[OBJECTIVE]
Copy each line exactly. Leave nothing out.

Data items
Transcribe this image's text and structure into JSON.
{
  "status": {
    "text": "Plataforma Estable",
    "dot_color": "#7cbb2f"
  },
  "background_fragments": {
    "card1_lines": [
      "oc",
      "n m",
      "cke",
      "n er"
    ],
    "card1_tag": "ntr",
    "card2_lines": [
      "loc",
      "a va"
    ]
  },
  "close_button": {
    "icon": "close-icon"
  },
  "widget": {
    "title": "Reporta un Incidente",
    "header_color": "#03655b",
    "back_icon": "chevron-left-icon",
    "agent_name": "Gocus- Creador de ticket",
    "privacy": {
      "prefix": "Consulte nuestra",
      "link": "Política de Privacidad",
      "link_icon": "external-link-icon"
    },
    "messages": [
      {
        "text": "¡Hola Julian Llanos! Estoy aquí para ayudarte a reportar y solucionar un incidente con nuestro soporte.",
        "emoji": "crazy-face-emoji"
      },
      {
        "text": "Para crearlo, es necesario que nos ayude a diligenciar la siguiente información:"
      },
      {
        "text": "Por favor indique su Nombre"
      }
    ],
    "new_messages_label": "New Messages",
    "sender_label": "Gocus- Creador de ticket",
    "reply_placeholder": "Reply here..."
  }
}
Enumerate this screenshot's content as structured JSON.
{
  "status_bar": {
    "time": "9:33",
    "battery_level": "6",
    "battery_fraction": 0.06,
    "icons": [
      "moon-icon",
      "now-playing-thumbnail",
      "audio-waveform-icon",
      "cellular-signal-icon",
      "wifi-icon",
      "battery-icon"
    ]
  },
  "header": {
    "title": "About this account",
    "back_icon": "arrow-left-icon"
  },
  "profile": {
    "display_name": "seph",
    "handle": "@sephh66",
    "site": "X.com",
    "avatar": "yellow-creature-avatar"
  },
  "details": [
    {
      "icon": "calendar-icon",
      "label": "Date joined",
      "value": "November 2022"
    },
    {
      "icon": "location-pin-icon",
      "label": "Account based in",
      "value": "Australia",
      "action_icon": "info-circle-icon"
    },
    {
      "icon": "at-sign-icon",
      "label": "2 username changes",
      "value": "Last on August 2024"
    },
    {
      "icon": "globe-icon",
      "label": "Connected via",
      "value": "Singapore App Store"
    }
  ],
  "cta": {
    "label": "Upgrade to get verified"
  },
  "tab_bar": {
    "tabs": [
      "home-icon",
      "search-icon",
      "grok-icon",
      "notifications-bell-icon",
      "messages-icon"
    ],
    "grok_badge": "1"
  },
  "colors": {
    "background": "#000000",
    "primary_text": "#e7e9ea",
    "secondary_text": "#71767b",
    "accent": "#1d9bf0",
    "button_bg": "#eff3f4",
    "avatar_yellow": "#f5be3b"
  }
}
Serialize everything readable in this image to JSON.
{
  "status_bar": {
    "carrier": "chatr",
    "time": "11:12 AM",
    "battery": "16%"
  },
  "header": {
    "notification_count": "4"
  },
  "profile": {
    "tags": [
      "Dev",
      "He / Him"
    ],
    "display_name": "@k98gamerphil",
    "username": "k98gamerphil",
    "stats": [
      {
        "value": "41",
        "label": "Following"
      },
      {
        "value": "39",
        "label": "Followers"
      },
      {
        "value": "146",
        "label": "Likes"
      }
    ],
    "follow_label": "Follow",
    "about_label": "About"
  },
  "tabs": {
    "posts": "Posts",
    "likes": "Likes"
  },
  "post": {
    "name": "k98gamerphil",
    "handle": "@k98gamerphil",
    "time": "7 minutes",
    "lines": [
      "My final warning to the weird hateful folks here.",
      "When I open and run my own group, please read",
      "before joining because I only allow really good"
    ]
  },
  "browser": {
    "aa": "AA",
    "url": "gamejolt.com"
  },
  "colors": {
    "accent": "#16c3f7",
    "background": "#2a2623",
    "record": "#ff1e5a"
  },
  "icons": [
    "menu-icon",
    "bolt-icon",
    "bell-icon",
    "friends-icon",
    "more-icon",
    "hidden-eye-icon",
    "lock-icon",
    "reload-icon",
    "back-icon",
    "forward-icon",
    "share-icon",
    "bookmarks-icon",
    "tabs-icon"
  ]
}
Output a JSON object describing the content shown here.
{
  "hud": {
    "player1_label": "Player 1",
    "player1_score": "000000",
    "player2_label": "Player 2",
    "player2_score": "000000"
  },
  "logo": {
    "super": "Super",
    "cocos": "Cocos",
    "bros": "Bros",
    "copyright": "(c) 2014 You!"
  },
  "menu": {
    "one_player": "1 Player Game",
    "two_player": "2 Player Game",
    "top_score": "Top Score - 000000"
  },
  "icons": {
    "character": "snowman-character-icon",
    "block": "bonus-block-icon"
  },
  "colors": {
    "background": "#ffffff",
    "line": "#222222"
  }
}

[FINAL ANSWER]
Transcribe this image's text and structure into JSON.
{
  "status": {
    "text": "Plataforma Estable",
    "dot_color": "#7cbb2f"
  },
  "background_fragments": {
    "card1_lines": [
      "oc",
      "n m",
      "cke",
      "n er"
    ],
    "card1_tag": "ntr",
    "card2_lines": [
      "loc",
      "a va"
    ]
  },
  "close_button": {
    "icon": "close-icon"
  },
  "widget": {
    "title": "Reporta un Incidente",
    "header_color": "#03655b",
    "back_icon": "chevron-left-icon",
    "agent_name": "Gocus- Creador de ticket",
    "privacy": {
      "prefix": "Consulte nuestra",
      "link": "Política de Privacidad",
      "link_icon": "external-link-icon"
    },
    "messages": [
      {
        "text": "¡Hola Julian Llanos! Estoy aquí para ayudarte a reportar y solucionar un incidente con nuestro soporte.",
        "emoji": "crazy-face-emoji"
      },
      {
        "text": "Para crearlo, es necesario que nos ayude a diligenciar la siguiente información:"
      },
      {
        "text": "Por favor indique su Nombre"
      }
    ],
    "new_messages_label": "New Messages",
    "sender_label": "Gocus- Creador de ticket",
    "reply_placeholder": "Reply here..."
  }
}
Enumerate this screenshot's content as structured JSON.
{
  "status_bar": {
    "time": "9:33",
    "battery_level": "6",
    "battery_fraction": 0.06,
    "icons": [
      "moon-icon",
      "now-playing-thumbnail",
      "audio-waveform-icon",
      "cellular-signal-icon",
      "wifi-icon",
      "battery-icon"
    ]
  },
  "header": {
    "title": "About this account",
    "back_icon": "arrow-left-icon"
  },
  "profile": {
    "display_name": "seph",
    "handle": "@sephh66",
    "site": "X.com",
    "avatar": "yellow-creature-avatar"
  },
  "details": [
    {
      "icon": "calendar-icon",
      "label": "Date joined",
      "value": "November 2022"
    },
    {
      "icon": "location-pin-icon",
      "label": "Account based in",
      "value": "Australia",
      "action_icon": "info-circle-icon"
    },
    {
      "icon": "at-sign-icon",
      "label": "2 username changes",
      "value": "Last on August 2024"
    },
    {
      "icon": "globe-icon",
      "label": "Connected via",
      "value": "Singapore App Store"
    }
  ],
  "cta": {
    "label": "Upgrade to get verified"
  },
  "tab_bar": {
    "tabs": [
      "home-icon",
      "search-icon",
      "grok-icon",
      "notifications-bell-icon",
      "messages-icon"
    ],
    "grok_badge": "1"
  },
  "colors": {
    "background": "#000000",
    "primary_text": "#e7e9ea",
    "secondary_text": "#71767b",
    "accent": "#1d9bf0",
    "button_bg": "#eff3f4",
    "avatar_yellow": "#f5be3b"
  }
}
Serialize everything readable in this image to JSON.
{
  "status_bar": {
    "carrier": "chatr",
    "time": "11:12 AM",
    "battery": "16%"
  },
  "header": {
    "notification_count": "4"
  },
  "profile": {
    "tags": [
      "Dev",
      "He / Him"
    ],
    "display_name": "@k98gamerphil",
    "username": "k98gamerphil",
    "stats": [
      {
        "value": "41",
        "label": "Following"
      },
      {
        "value": "39",
        "label": "Followers"
      },
      {
        "value": "146",
        "label": "Likes"
      }
    ],
    "follow_label": "Follow",
    "about_label": "About"
  },
  "tabs": {
    "posts": "Posts",
    "likes": "Likes"
  },
  "post": {
    "name": "k98gamerphil",
    "handle": "@k98gamerphil",
    "time": "7 minutes",
    "lines": [
      "My final warning to the weird hateful folks here.",
      "When I open and run my own group, please read",
      "before joining because I only allow really good"
    ]
  },
  "browser": {
    "aa": "AA",
    "url": "gamejolt.com"
  },
  "colors": {
    "accent": "#16c3f7",
    "background": "#2a2623",
    "record": "#ff1e5a"
  },
  "icons": [
    "menu-icon",
    "bolt-icon",
    "bell-icon",
    "friends-icon",
    "more-icon",
    "hidden-eye-icon",
    "lock-icon",
    "reload-icon",
    "back-icon",
    "forward-icon",
    "share-icon",
    "bookmarks-icon",
    "tabs-icon"
  ]
}
Output a JSON object describing the content shown here.
{
  "hud": {
    "player1_label": "Player 1",
    "player1_score": "000000",
    "player2_label": "Player 2",
    "player2_score": "000000"
  },
  "logo": {
    "super": "Super",
    "cocos": "Cocos",
    "bros": "Bros",
    "copyright": "(c) 2014 You!"
  },
  "menu": {
    "one_player": "1 Player Game",
    "two_player": "2 Player Game",
    "top_score": "Top Score - 000000"
  },
  "icons": {
    "character": "snowman-character-icon",
    "block": "bonus-block-icon"
  },
  "colors": {
    "background": "#ffffff",
    "line": "#222222"
  }
}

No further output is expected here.